## 本文

愛大連59年ぶりの完全試合を達成した中京大学の髙木快大投手

 愛知大学野球連盟1部では59年ぶりの完全試合達成がまさかの春季リーグ戦開幕戦という大偉業、そして髙木投手は94球のマダックスでのパーフェクトゲーム達成という超離れ業をやってのけました。 
 髙木投手のパーフェクトがチームに勢いをもたらせたのか、続く試合も勝利昨秋のチャンピオンの名城大学から勝ち点を取ると続く愛知学院大学戦では貧打に悩まされ勝ち点を落としたものの翌週の愛知東邦大学戦では勝ち点を獲得、ドラフト1位候補の呼び声高い愛知工業大学の中村優斗投手(④ 諫早農業)と髙木投手の投げ合いを制しここでも勝ち点を獲得し、最終節では勝ち点3同士で並ぶ中部大学との優勝を決めるカードを1勝1敗とし最終戦を迎えました。 
 中京大学先発の安藤利玖投手(④ 安城南)が5回無失点の好投、安藤投手の好投に打線が応え3番の秋山俊選手(③ 仙台育英)の2点タイムリーで先制。6回からは髙木投手が登板し、中部大学の4番清水智裕選手(④ 大垣日大)から手痛い一発を浴びるも後続をしっかり抑えて、最後は3者凡退でゲームセット。優勝決定戦を制した中京大学が6年ぶりの優勝を達成しました。

中京大学が6年ぶりの優勝を達成

 優勝を達成した中京大学は6月10日から開催された第73回全日本大学野球選手権大会に出場し、見事2勝を挙げてベスト8に進出しました。準々決勝では優勝した青山学院大学を最後の最後まで追い詰めました。5回終了時には1点リードしていたこともあり、絶対王者に勝てるんじゃないかと期待が膨らんだ試合でした。

## 目的 A
本文によると、髙木投手は完全試合を何球で達成したか。

レイアウト注釈セットからの抜粋
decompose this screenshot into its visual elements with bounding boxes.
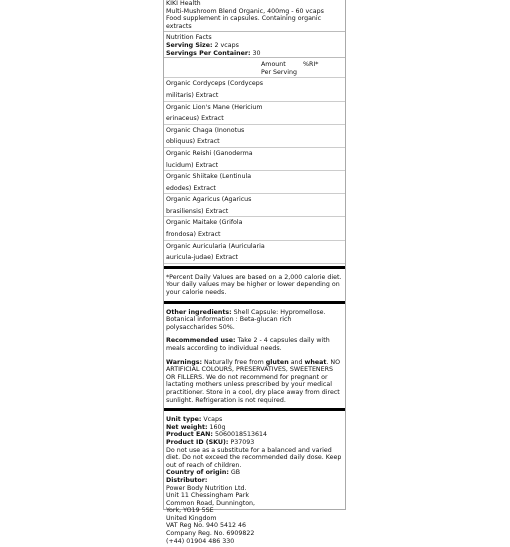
ingredient-name: Organic Shiitake (Lentinula bbox=[166, 173, 252, 181]
distributor-label: Distributor: bbox=[166, 476, 208, 484]
footnote: *Percent Daily Values are based on a 2,000 calorie diet. Your daily values may be higher or lower depending on your calorie needs. bbox=[166, 273, 342, 297]
facts-rows bbox=[164, 77, 345, 264]
facts-row bbox=[164, 240, 345, 264]
thick-divider bbox=[164, 408, 345, 411]
ingredient-name: Organic Auricularia (Auricularia bbox=[166, 242, 265, 250]
label-header bbox=[164, 0, 345, 30]
servings-per-container: Servings Per Container: 30 bbox=[166, 49, 261, 57]
distributor-line: (+44) 01904 486 330 bbox=[166, 537, 235, 545]
facts-row bbox=[164, 216, 345, 239]
thick-divider bbox=[164, 301, 345, 304]
distributor-line: VAT Reg No. 940 5412 46 bbox=[166, 522, 247, 530]
distributor-line: York, YO19 5SE bbox=[166, 507, 214, 515]
distributor-line: United Kingdom bbox=[166, 514, 217, 522]
distributor-address bbox=[166, 485, 343, 546]
nutrition-facts-header bbox=[164, 32, 345, 57]
per-serving-header: Per Serving bbox=[261, 68, 297, 76]
ingredient-name: Organic Reishi (Ganoderma bbox=[166, 149, 253, 157]
ingredient-name: Organic Cordyceps (Cordyceps bbox=[166, 80, 264, 88]
serving-size: Serving Size: 2 vcaps bbox=[166, 41, 239, 49]
disclaimer: Do not use as a substitute for a balanced and varied diet. Do not exceed the recommended daily dose. Keep out of reach of children. bbox=[166, 446, 342, 469]
ingredient-name: Organic Maitake (Grifola bbox=[166, 219, 243, 227]
facts-column-headers bbox=[164, 58, 345, 77]
ingredient-name: Organic Agaricus (Agaricus bbox=[166, 196, 252, 204]
product-name: Multi-Mushroom Blend Organic, 400mg - 60 vcaps bbox=[166, 7, 324, 15]
facts-row bbox=[164, 124, 345, 147]
facts-row bbox=[164, 77, 345, 100]
facts-row bbox=[164, 101, 345, 124]
ingredient-name-cont: erinaceus) Extract bbox=[166, 115, 224, 123]
warnings: Warnings: Naturally free from gluten and wheat. NO ARTIFICIAL COLOURS, PRESERVATIVES, SWEETENERS OR FILLERS. We do not recommend for pregnant or lactating mothers unless prescribed by your medical practitioner. Store in a cool, dry place away from direct sunlight. Refrigeration is not required. bbox=[166, 358, 341, 404]
ingredient-name-cont: edodes) Extract bbox=[166, 184, 216, 192]
recommended-use: Recommended use: Take 2 - 4 capsules daily with meals according to individual needs. bbox=[166, 337, 330, 352]
facts-row bbox=[164, 170, 345, 193]
facts-row bbox=[164, 193, 345, 216]
ingredient-name-cont: auricula-judae) Extract bbox=[166, 254, 239, 262]
brand-name: KIKI Health bbox=[166, 0, 201, 7]
thick-divider bbox=[164, 266, 345, 269]
ingredient-name-cont: obliquus) Extract bbox=[166, 138, 220, 146]
ingredient-name-cont: brasiliensis) Extract bbox=[166, 207, 229, 215]
product-description: Food supplement in capsules. Containing organic extracts bbox=[166, 15, 322, 30]
distributor-line: Power Body Nutrition Ltd. bbox=[166, 484, 247, 492]
ingredient-name-cont: frondosa) Extract bbox=[166, 231, 221, 239]
facts-row bbox=[164, 147, 345, 170]
product-details: Unit type: Vcaps Net weight: 160g Product EAN: 5060018513614 Product ID (SKU): P37093 Do not use as a substitute for a balanced and varied diet. Do not exceed the recommended daily dose. Keep out of reach of children. Country of origin: GB Distributor: Power Body Nutrition Ltd. Unit 11 Chessingham Park Common Road, Dunnington, York, YO19 5SE United Kingdom VAT Reg No. 940 5412 46 Company Reg. No. 6909822 (+44) 01904 486 330 bbox=[166, 416, 342, 545]
ingredients-section: Other ingredients: Shell Capsule: Hypromellose. Botanical information : Beta-glucan rich polysaccharides 50%. Recommended use: Take 2 - 4 capsules daily with meals according to individual needs. Warnings: Naturally free from gluten and wheat. NO ARTIFICIAL COLOURS, PRESERVATIVES, SWEETENERS OR FILLERS. We do not recommend for pregnant or lactating mothers unless prescribed by your medical practitioner. Store in a cool, dry place away from direct sunlight. Refrigeration is not required. bbox=[164, 307, 345, 407]
distributor-line: Unit 11 Chessingham Park bbox=[166, 492, 249, 500]
ingredient-name: Organic Lion's Mane (Hericium bbox=[166, 103, 263, 111]
amount-header: Amount bbox=[261, 61, 286, 69]
ingredient-name-cont: lucidum) Extract bbox=[166, 161, 219, 169]
supplement-label bbox=[163, 0, 346, 545]
distributor-line: Company Reg. No. 6909822 bbox=[166, 530, 255, 538]
distributor-line: Common Road, Dunnington, bbox=[166, 499, 256, 507]
ingredient-name: Organic Chaga (Inonotus bbox=[166, 126, 245, 134]
ri-header: %RI* bbox=[303, 61, 319, 69]
ingredient-name-cont: militaris) Extract bbox=[166, 91, 219, 99]
nutrition-facts-title: Nutrition Facts bbox=[166, 34, 212, 42]
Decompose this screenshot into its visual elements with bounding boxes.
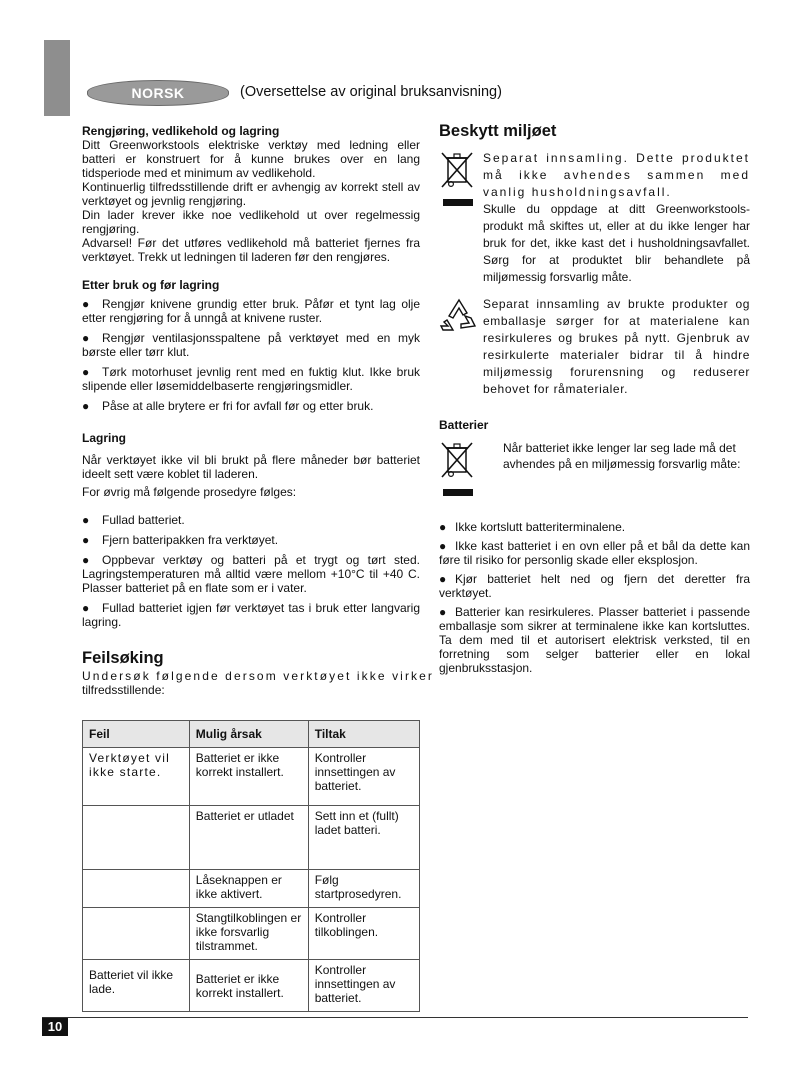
list-item: ● Rengjør knivene grundig etter bruk. Påfør et tynt lag olje etter rengjøring for å unngå at knivene ruster. bbox=[82, 297, 420, 325]
table-row bbox=[83, 870, 420, 908]
table-row bbox=[83, 960, 420, 1012]
environment-p3: Separat innsamling av brukte produkter og emballasje sørger for at materialene kan resirkuleres og brukes på nytt. Gjenbruk av resirkulerte materialer bidrar til å hindre miljømessig forurensning og reduserer behovet for råmaterialer. bbox=[483, 297, 750, 396]
recycle-icon bbox=[439, 296, 479, 336]
table-cell: Kontroller innsettingen av batteriet. bbox=[308, 748, 419, 806]
footer-rule bbox=[42, 1017, 748, 1018]
table-header-row bbox=[83, 721, 420, 748]
column-header: Mulig årsak bbox=[189, 721, 308, 748]
cleaning-title: Etter bruk og før lagring bbox=[82, 278, 220, 292]
battery-disposal-block bbox=[439, 440, 750, 496]
table-cell: Verktøyet vil ikke starte. bbox=[83, 748, 190, 806]
maintenance-warning: Advarsel! Før det utføres vedlikehold må batteriet fjernes fra verktøyet. Trekk ut ledningen til laderen før den rengjøres. bbox=[82, 236, 420, 264]
list-item: ● Ikke kortslutt batteriterminalene. bbox=[439, 520, 626, 534]
side-tab-marker bbox=[44, 40, 70, 116]
table-row bbox=[83, 908, 420, 960]
right-column bbox=[439, 124, 750, 680]
troubleshooting-table bbox=[82, 720, 420, 1012]
recycle-block bbox=[439, 296, 750, 398]
list-item: ● Fullad batteriet. bbox=[82, 513, 185, 527]
table-cell: Sett inn et (fullt) ladet batteri. bbox=[308, 806, 419, 870]
column-header: Tiltak bbox=[308, 721, 419, 748]
list-item: ● Batterier kan resirkuleres. Plasser batteriet i passende emballasje som sikrer at terminalene ikke kan kortsluttes. Ta dem med til et autorisert elektrisk verksted, til en forretning som selger batterier eller en lokal gjenbruksstasjon. bbox=[439, 605, 750, 675]
list-item: ● Fullad batteriet igjen før verktøyet tas i bruk etter langvarig lagring. bbox=[82, 601, 420, 629]
crossed-bin-icon bbox=[439, 440, 475, 480]
storage-p1: Når verktøyet ikke vil bli brukt på flere måneder bør batteriet ideelt sett være koblet til laderen. bbox=[82, 453, 420, 481]
table-cell: Batteriet er ikke korrekt installert. bbox=[189, 748, 308, 806]
maintenance-p3: Din lader krever ikke noe vedlikehold ut over regelmessig rengjøring. bbox=[82, 208, 420, 236]
table-cell bbox=[83, 870, 190, 908]
table-cell: Batteriet er ikke korrekt installert. bbox=[189, 960, 308, 1012]
left-column bbox=[82, 124, 435, 697]
list-item: ● Påse at alle brytere er fri for avfall før og etter bruk. bbox=[82, 399, 374, 413]
table-row bbox=[83, 806, 420, 870]
batteries-title: Batterier bbox=[439, 418, 489, 432]
table-cell: Stangtilkoblingen er ikke forsvarlig tilstrammet. bbox=[189, 908, 308, 960]
table-cell: Batteriet vil ikke lade. bbox=[83, 960, 190, 1012]
list-item: ● Kjør batteriet helt ned og fjern det deretter fra verktøyet. bbox=[439, 572, 750, 600]
maintenance-p1: Ditt Greenworkstools elektriske verktøy med ledning eller batteri er konstruert for å kunne brukes over en lang tidsperiode med et minimum av vedlikehold. bbox=[82, 138, 420, 180]
crossed-bin-icon bbox=[439, 150, 475, 190]
list-item: ● Tørk motorhuset jevnlig rent med en fuktig klut. Ikke bruk slipende eller løsemiddelbaserte rengjøringsmidler. bbox=[82, 365, 420, 393]
list-item: ● Rengjør ventilasjonsspaltene på verktøyet med en myk børste eller tørr klut. bbox=[82, 331, 420, 359]
bin-underline bbox=[443, 489, 473, 496]
translation-subtitle: (Oversettelse av original bruksanvisning) bbox=[240, 84, 502, 100]
weee-block bbox=[439, 150, 750, 286]
environment-p2: Skulle du oppdage at ditt Greenworkstools-produkt må skiftes ut, eller at du ikke lenger har bruk for det, ikke kast det i husholdningsavfallet. Sørg for at produktet blir behandlete på miljømessig forsvarlig måte. bbox=[483, 202, 750, 284]
maintenance-title: Rengjøring, vedlikehold og lagring bbox=[82, 124, 280, 138]
bin-underline bbox=[443, 199, 473, 206]
list-item: ● Oppbevar verktøy og batteri på et trygt og tørt sted. Lagringstemperaturen må alltid være mellom +10°C til +40 C. Plasser batteriet på en flate som er i vater. bbox=[82, 553, 420, 595]
table-cell bbox=[83, 908, 190, 960]
table-cell: Følg startprosedyren. bbox=[308, 870, 419, 908]
table-cell bbox=[83, 806, 190, 870]
storage-p2: For øvrig må følgende prosedyre følges: bbox=[82, 485, 297, 499]
list-item: ● Fjern batteripakken fra verktøyet. bbox=[82, 533, 279, 547]
environment-p1: Separat innsamling. Dette produktet må ikke avhendes sammen med vanlig husholdningsavfall. bbox=[483, 151, 750, 199]
troubleshooting-intro-cont: tilfredsstillende: bbox=[82, 683, 165, 697]
table-cell: Kontroller innsettingen av batteriet. bbox=[308, 960, 419, 1012]
batteries-p1: Når batteriet ikke lenger lar seg lade må det avhendes på en miljømessig forsvarlig måte: bbox=[503, 441, 741, 471]
page-number: 10 bbox=[42, 1018, 68, 1036]
storage-title: Lagring bbox=[82, 431, 126, 445]
table-row bbox=[83, 748, 420, 806]
table-cell: Kontroller tilkoblingen. bbox=[308, 908, 419, 960]
table-cell: Låseknappen er ikke aktivert. bbox=[189, 870, 308, 908]
column-header: Feil bbox=[83, 721, 190, 748]
maintenance-p2: Kontinuerlig tilfredsstillende drift er avhengig av korrekt stell av verktøyet og jevnlig rengjøring. bbox=[82, 180, 420, 208]
environment-title: Beskytt miljøet bbox=[439, 122, 557, 140]
list-item: ● Ikke kast batteriet i en ovn eller på et bål da dette kan føre til risiko for personlig skade eller eksplosjon. bbox=[439, 539, 750, 567]
troubleshooting-intro: Undersøk følgende dersom verktøyet ikke virker bbox=[82, 669, 435, 683]
troubleshooting-title: Feilsøking bbox=[82, 649, 164, 667]
table-cell: Batteriet er utladet bbox=[189, 806, 308, 870]
language-badge: NORSK bbox=[87, 80, 229, 106]
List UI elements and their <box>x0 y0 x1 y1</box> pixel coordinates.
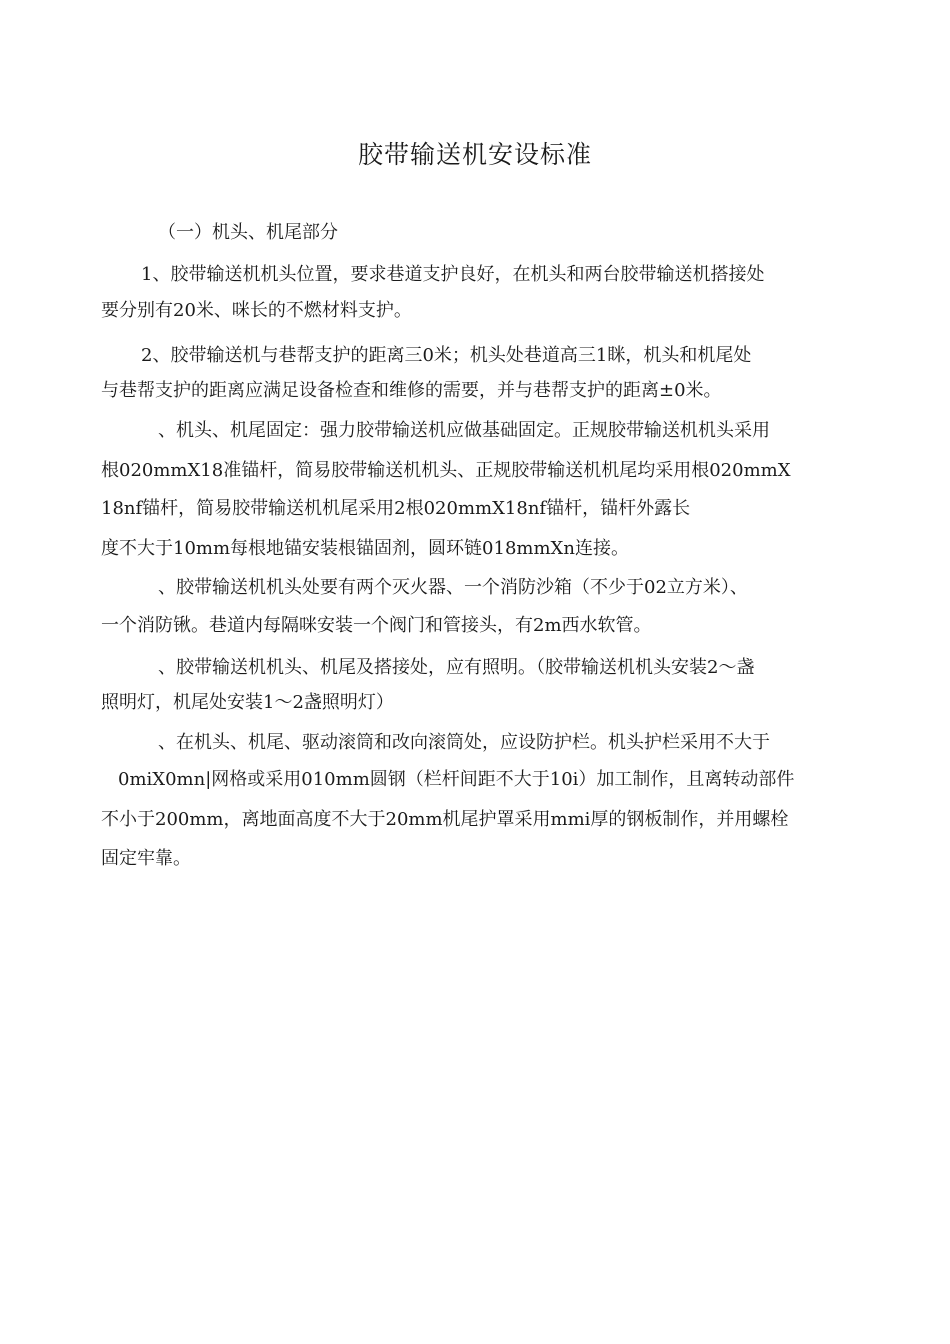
paragraph-line: 、在机头、机尾、驱动滚筒和改向滚筒处，应设防护栏。机头护栏采用不大于 <box>158 732 770 753</box>
paragraph-line: 要分别有20米、咪长的不燃材料支护。 <box>101 300 412 321</box>
paragraph-line: 度不大于10mm每根地锚安装根锚固剂，圆环链018mmXn连接。 <box>101 538 629 559</box>
paragraph-line: 18nf锚杆，简易胶带输送机机尾采用2根020mmX18nf锚杆，锚杆外露长 <box>101 498 691 519</box>
paragraph-line: 一个消防锹。巷道内每隔咪安装一个阀门和管接头，有2m西水软管。 <box>101 615 652 636</box>
paragraph-line: 0miX0mn|网格或采用010mm圆钢（栏杆间距不大于10i）加工制作，且离转动部件 <box>118 769 795 790</box>
paragraph-line: 2、胶带输送机与巷帮支护的距离三0米；机头处巷道高三1眯，机头和机尾处 <box>141 345 752 366</box>
document-title: 胶带输送机安设标准 <box>357 140 592 169</box>
paragraph-line: 固定牢靠。 <box>101 848 191 869</box>
paragraph-line: 与巷帮支护的距离应满足设备检查和维修的需要，并与巷帮支护的距离±0米。 <box>101 380 722 401</box>
paragraph-line: 照明灯，机尾处安装1〜2盏照明灯） <box>101 692 394 713</box>
paragraph-line: 根020mmX18准锚杆，简易胶带输送机机头、正规胶带输送机机尾均采用根020mmX <box>101 460 791 481</box>
paragraph-line: 1、胶带输送机机头位置，要求巷道支护良好，在机头和两台胶带输送机搭接处 <box>141 264 765 285</box>
paragraph-line: 、胶带输送机机头、机尾及搭接处，应有照明。（胶带输送机机头安装2〜盏 <box>158 657 755 678</box>
paragraph-line: 、胶带输送机机头处要有两个灭火器、一个消防沙箱（不少于02立方米）、 <box>158 577 748 598</box>
paragraph-line: 不小于200mm，离地面高度不大于20mm机尾护罩采用mmi厚的钢板制作，并用螺栓 <box>101 809 789 830</box>
paragraph-line: 、机头、机尾固定：强力胶带输送机应做基础固定。正规胶带输送机机头采用 <box>158 420 770 441</box>
section-heading: （一）机头、机尾部分 <box>158 222 338 243</box>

## 目的 B
データの行のうち、「ingredient-name: Organic Shiitake」を含む行から「facts-row bbox=[164, 216, 345, 239]」を含む行までを両端も含めて取り出し、1行を1つの文字列とするJSON配列に書き直すこと。空行は除く。

## 出力全文 A
94球。

## 出力全文 B
[
  "ingredient-name: Organic Shiitake (Lentinula bbox=[166, 173, 252, 181]",
  "distributor-label: Distributor: bbox=[166, 476, 208, 484]",
  "footnote: *Percent Daily Values are based on a 2,000 calorie diet. Your daily values may be higher or lower depending on your calorie needs. bbox=[166, 273, 342, 297]",
  "facts-rows bbox=[164, 77, 345, 264]",
  "facts-row bbox=[164, 240, 345, 264]",
  "thick-divider bbox=[164, 408, 345, 411]",
  "ingredient-name: Organic Auricularia (Auricularia bbox=[166, 242, 265, 250]",
  "label-header bbox=[164, 0, 345, 30]",
  "servings-per-container: Servings Per Container: 30 bbox=[166, 49, 261, 57]",
  "distributor-line: (+44) 01904 486 330 bbox=[166, 537, 235, 545]",
  "facts-row bbox=[164, 216, 345, 239]"
]